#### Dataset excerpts
------
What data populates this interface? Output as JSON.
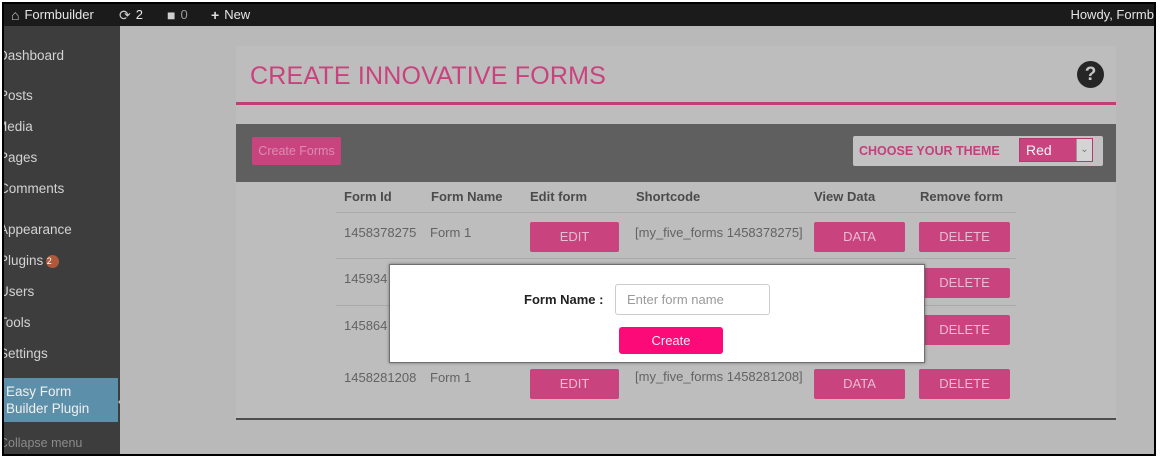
{
  "adminbar": {
    "site_name": "Formbuilder",
    "updates_count": "2",
    "comments_count": "0",
    "new_label": "New",
    "howdy": "Howdy, Formb"
  },
  "sidebar": {
    "items": [
      {
        "label": "Dashboard"
      },
      {
        "label": "Posts"
      },
      {
        "label": "Media"
      },
      {
        "label": "Pages"
      },
      {
        "label": "Comments"
      },
      {
        "label": "Appearance"
      },
      {
        "label": "Plugins",
        "badge": "2"
      },
      {
        "label": "Users"
      },
      {
        "label": "Tools"
      },
      {
        "label": "Settings"
      }
    ],
    "active_item": "Easy Form Builder Plugin",
    "collapse_label": "Collapse menu"
  },
  "page": {
    "title": "CREATE INNOVATIVE FORMS",
    "help_glyph": "?"
  },
  "toolbar": {
    "create_forms_label": "Create Forms",
    "theme_label": "CHOOSE YOUR THEME",
    "theme_value": "Red"
  },
  "table": {
    "headers": [
      "Form Id",
      "Form Name",
      "Edit form",
      "Shortcode",
      "View Data",
      "Remove form"
    ],
    "rows": [
      {
        "id": "1458378275",
        "name": "Form 1",
        "edit": "EDIT",
        "shortcode": "[my_five_forms 1458378275]",
        "data": "DATA",
        "delete": "DELETE"
      },
      {
        "id": "145934",
        "name": "",
        "edit": "",
        "shortcode": "",
        "data": "",
        "delete": "DELETE"
      },
      {
        "id": "145864",
        "name": "",
        "edit": "",
        "shortcode": "",
        "data": "",
        "delete": "DELETE"
      },
      {
        "id": "1458281208",
        "name": "Form 1",
        "edit": "EDIT",
        "shortcode": "[my_five_forms 1458281208]",
        "data": "DATA",
        "delete": "DELETE"
      }
    ]
  },
  "modal": {
    "label": "Form Name :",
    "placeholder": "Enter form name",
    "create_label": "Create"
  },
  "colors": {
    "accent": "#c9447f",
    "create_button": "#fb0a78",
    "admin_bar": "#1b1b1b",
    "sidebar": "#3d3d3d",
    "active_menu": "#5c8fa9"
  }
}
------
#### What you need to do
Every record must be copied exactly, with images dropped from the result.

#### Written solution
What data populates this interface? Output as JSON.
{
  "adminbar": {
    "site_name": "Formbuilder",
    "updates_count": "2",
    "comments_count": "0",
    "new_label": "New",
    "howdy": "Howdy, Formb"
  },
  "sidebar": {
    "items": [
      {
        "label": "Dashboard"
      },
      {
        "label": "Posts"
      },
      {
        "label": "Media"
      },
      {
        "label": "Pages"
      },
      {
        "label": "Comments"
      },
      {
        "label": "Appearance"
      },
      {
        "label": "Plugins",
        "badge": "2"
      },
      {
        "label": "Users"
      },
      {
        "label": "Tools"
      },
      {
        "label": "Settings"
      }
    ],
    "active_item": "Easy Form Builder Plugin",
    "collapse_label": "Collapse menu"
  },
  "page": {
    "title": "CREATE INNOVATIVE FORMS",
    "help_glyph": "?"
  },
  "toolbar": {
    "create_forms_label": "Create Forms",
    "theme_label": "CHOOSE YOUR THEME",
    "theme_value": "Red"
  },
  "table": {
    "headers": [
      "Form Id",
      "Form Name",
      "Edit form",
      "Shortcode",
      "View Data",
      "Remove form"
    ],
    "rows": [
      {
        "id": "1458378275",
        "name": "Form 1",
        "edit": "EDIT",
        "shortcode": "[my_five_forms 1458378275]",
        "data": "DATA",
        "delete": "DELETE"
      },
      {
        "id": "145934",
        "name": "",
        "edit": "",
        "shortcode": "",
        "data": "",
        "delete": "DELETE"
      },
      {
        "id": "145864",
        "name": "",
        "edit": "",
        "shortcode": "",
        "data": "",
        "delete": "DELETE"
      },
      {
        "id": "1458281208",
        "name": "Form 1",
        "edit": "EDIT",
        "shortcode": "[my_five_forms 1458281208]",
        "data": "DATA",
        "delete": "DELETE"
      }
    ]
  },
  "modal": {
    "label": "Form Name :",
    "placeholder": "Enter form name",
    "create_label": "Create"
  },
  "colors": {
    "accent": "#c9447f",
    "create_button": "#fb0a78",
    "admin_bar": "#1b1b1b",
    "sidebar": "#3d3d3d",
    "active_menu": "#5c8fa9"
  }
}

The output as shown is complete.